▶ _YOUR OBJECTIVE_:
Copy every line of the data that contains the string "staat".

*** DATA ENTRIES

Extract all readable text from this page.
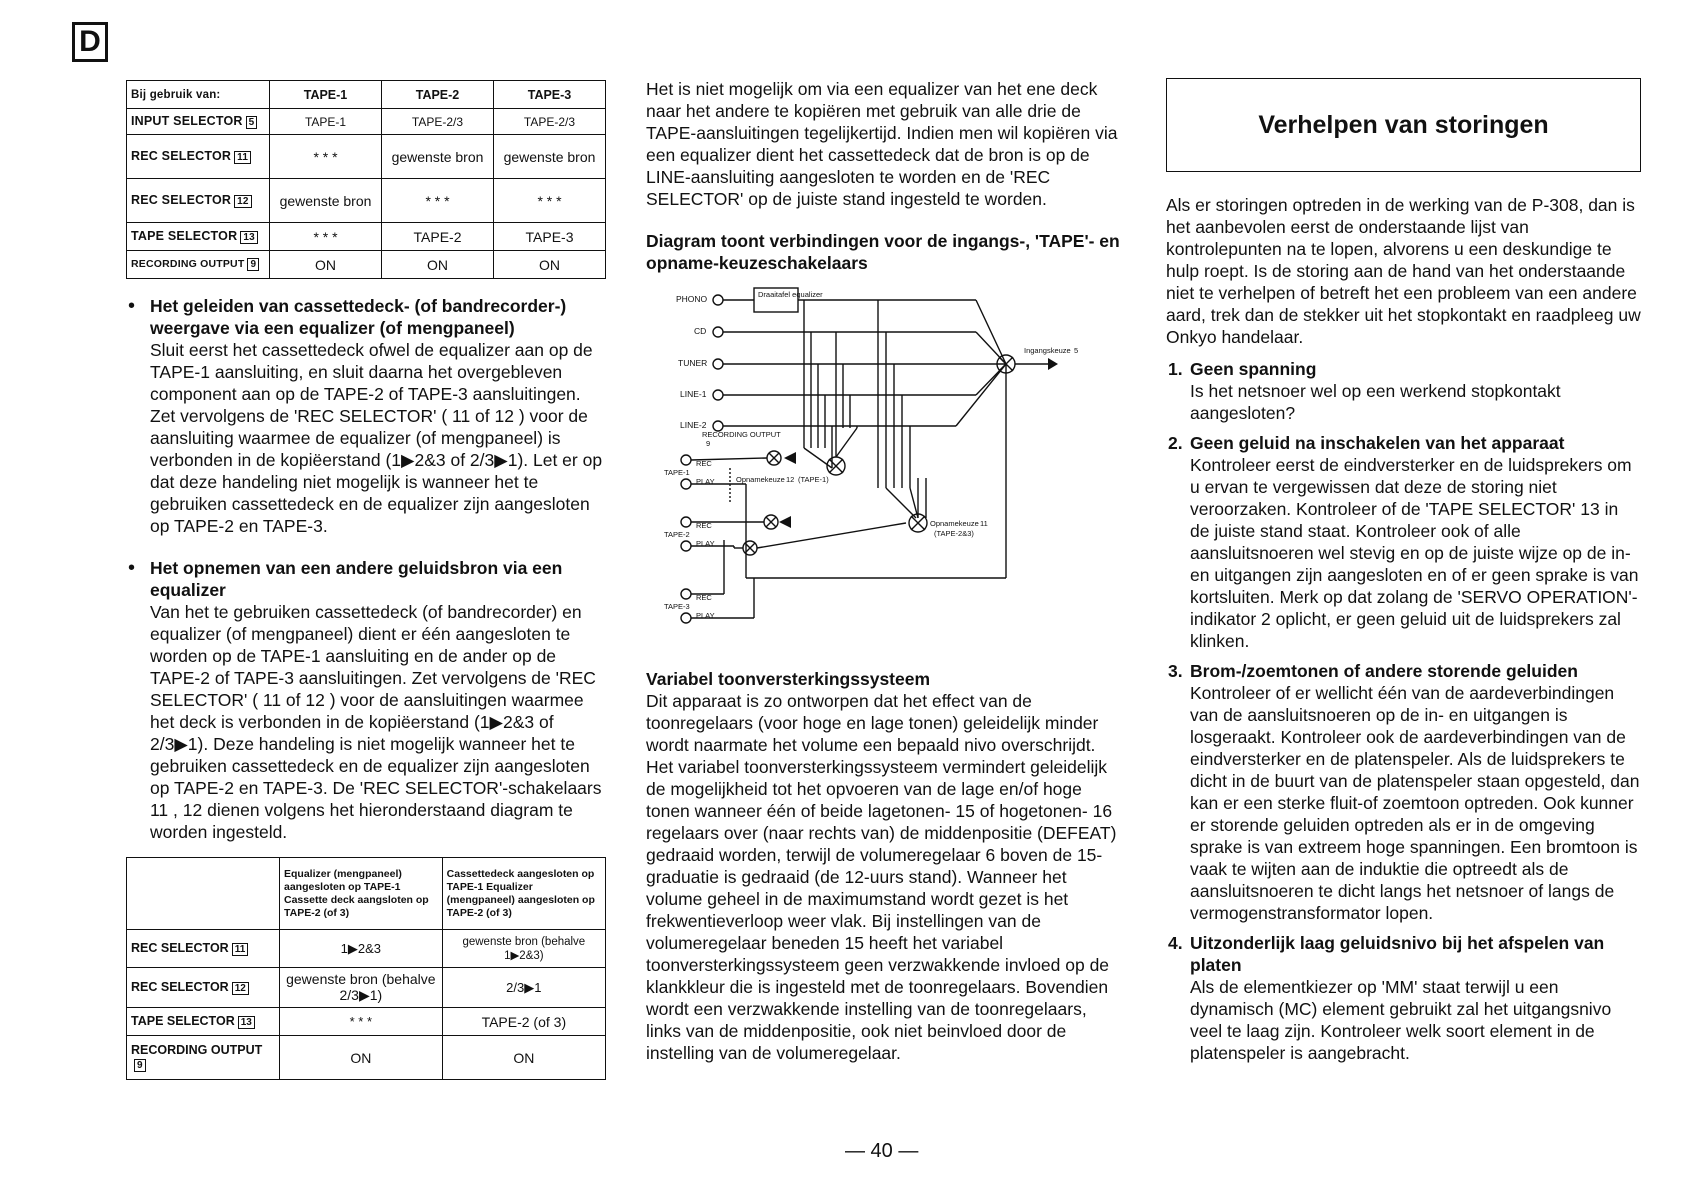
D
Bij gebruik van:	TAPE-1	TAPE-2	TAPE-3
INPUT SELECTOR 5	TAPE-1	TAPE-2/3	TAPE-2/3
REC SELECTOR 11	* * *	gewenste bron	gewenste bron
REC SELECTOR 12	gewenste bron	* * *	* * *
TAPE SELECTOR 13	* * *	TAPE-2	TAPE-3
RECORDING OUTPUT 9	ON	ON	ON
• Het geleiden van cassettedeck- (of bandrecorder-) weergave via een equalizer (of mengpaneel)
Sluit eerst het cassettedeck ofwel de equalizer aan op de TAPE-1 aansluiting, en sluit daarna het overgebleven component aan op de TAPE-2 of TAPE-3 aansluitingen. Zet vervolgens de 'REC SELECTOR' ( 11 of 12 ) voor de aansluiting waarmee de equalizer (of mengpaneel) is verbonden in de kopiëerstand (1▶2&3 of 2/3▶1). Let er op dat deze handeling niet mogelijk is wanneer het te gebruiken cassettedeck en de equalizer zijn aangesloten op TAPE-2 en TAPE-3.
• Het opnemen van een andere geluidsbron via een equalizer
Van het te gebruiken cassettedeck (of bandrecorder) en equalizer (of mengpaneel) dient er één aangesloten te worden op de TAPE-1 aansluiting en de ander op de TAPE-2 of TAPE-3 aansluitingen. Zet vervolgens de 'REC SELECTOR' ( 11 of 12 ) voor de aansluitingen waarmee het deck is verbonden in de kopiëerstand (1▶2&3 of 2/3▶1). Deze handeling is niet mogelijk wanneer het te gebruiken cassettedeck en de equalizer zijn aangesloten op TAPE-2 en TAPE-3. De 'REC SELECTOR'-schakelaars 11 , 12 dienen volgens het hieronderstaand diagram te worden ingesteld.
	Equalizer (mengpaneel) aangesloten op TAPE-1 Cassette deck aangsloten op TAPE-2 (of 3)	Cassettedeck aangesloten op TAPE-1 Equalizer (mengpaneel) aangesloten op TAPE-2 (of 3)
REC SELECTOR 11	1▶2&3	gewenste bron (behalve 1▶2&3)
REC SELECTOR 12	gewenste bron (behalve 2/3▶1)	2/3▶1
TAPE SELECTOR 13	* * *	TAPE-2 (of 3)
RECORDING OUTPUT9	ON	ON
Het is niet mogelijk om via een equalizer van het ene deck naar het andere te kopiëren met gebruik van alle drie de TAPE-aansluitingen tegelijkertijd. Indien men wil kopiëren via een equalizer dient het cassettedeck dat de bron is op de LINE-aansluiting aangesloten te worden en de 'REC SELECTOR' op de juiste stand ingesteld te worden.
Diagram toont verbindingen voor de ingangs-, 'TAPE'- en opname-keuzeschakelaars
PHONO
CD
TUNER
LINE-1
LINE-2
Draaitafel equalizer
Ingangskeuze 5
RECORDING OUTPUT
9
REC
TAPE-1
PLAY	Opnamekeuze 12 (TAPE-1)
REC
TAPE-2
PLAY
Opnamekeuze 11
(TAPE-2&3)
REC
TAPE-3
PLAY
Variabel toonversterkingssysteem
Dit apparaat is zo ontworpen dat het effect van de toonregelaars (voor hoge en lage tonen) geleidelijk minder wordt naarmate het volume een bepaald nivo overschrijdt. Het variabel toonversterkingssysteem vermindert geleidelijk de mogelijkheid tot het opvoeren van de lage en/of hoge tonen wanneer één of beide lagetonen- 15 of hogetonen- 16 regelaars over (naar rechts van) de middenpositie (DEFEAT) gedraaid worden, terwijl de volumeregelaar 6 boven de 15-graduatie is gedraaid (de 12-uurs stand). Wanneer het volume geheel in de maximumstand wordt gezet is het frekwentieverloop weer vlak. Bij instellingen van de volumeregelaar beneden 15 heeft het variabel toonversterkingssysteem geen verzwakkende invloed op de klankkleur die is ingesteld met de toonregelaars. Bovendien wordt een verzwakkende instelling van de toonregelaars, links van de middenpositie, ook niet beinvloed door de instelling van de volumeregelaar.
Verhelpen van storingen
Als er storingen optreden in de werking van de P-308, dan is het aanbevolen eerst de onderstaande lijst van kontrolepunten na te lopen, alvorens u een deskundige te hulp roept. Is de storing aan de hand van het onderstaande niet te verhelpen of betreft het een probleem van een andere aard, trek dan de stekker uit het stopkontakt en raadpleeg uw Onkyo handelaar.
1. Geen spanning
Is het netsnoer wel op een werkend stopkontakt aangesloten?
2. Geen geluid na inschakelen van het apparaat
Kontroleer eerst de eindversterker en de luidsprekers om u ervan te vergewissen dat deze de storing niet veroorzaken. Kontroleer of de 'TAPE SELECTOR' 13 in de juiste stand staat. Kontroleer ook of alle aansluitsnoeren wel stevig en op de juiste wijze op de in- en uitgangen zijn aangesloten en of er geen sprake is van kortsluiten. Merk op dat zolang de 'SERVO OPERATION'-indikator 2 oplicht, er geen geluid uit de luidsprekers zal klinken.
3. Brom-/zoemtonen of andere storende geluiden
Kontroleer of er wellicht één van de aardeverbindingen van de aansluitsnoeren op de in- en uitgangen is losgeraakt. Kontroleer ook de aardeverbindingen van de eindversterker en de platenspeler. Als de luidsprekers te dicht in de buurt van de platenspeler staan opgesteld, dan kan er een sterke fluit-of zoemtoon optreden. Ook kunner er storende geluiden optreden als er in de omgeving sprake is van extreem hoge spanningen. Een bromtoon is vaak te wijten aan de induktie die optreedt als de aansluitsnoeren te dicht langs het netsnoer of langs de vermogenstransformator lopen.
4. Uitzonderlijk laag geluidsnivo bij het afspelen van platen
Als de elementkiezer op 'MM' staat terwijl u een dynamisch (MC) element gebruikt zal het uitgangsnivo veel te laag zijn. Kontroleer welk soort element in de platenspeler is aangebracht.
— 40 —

******
*** DATA ENTRIES

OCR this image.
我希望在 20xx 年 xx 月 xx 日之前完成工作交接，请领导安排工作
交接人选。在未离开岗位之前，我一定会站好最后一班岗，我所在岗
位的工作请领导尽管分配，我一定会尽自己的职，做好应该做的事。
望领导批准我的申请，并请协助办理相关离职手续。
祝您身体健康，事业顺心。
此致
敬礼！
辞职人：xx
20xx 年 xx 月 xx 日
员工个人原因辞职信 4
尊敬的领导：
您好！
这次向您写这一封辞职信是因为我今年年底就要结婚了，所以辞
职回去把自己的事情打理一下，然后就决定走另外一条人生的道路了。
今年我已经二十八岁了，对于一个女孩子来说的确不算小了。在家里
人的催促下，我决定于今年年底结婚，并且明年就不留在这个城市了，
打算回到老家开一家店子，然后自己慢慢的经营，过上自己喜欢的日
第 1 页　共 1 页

******

▶ _THE COMPLETED TASK_:
Kontroleer eerst de eindversterker en de luidsprekers om u ervan te vergewissen dat deze de storing niet veroorzaken. Kontroleer of de 'TAPE SELECTOR' 13 in de juiste stand staat. Kontroleer ook of alle aansluitsnoeren wel stevig en op de juiste wijze op de in- en uitgangen zijn aangesloten en of er geen sprake is van kortsluiten. Merk op dat zolang de 'SERVO OPERATION'-indikator 2 oplicht, er geen geluid uit de luidsprekers zal klinken.
Als de elementkiezer op 'MM' staat terwijl u een dynamisch (MC) element gebruikt zal het uitgangsnivo veel te laag zijn. Kontroleer welk soort element in de platenspeler is aangebracht.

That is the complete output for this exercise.